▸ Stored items

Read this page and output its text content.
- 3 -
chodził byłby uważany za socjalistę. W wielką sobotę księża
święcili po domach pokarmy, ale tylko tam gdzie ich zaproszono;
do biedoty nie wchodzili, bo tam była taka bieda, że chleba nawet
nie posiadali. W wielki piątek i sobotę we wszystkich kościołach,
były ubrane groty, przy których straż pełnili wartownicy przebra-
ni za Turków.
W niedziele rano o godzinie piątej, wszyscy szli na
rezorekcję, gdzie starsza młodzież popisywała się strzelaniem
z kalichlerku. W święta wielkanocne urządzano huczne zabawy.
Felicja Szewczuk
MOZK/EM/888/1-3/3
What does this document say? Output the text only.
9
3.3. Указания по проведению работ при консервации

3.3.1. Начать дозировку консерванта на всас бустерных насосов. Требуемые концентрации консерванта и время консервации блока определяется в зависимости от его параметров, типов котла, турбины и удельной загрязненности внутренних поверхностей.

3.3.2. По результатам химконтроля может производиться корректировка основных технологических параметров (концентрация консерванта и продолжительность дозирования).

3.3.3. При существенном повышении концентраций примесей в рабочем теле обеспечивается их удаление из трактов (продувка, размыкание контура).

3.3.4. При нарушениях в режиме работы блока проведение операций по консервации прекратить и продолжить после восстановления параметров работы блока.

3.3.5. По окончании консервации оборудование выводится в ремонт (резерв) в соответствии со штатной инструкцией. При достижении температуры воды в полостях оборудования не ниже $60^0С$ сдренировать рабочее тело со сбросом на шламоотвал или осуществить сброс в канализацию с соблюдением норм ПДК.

▸ Your objective
Copy each line above that contains the word "блока".

▸ Solution to the problem
3.3.1. Начать дозировку консерванта на всас бустерных насосов. Требуемые концентрации консерванта и время консервации блока определяется в зависимости от его параметров, типов котла, турбины и удельной загрязненности внутренних поверхностей.
3.3.4. При нарушениях в режиме работы блока проведение операций по консервации прекратить и продолжить после восстановления параметров работы блока.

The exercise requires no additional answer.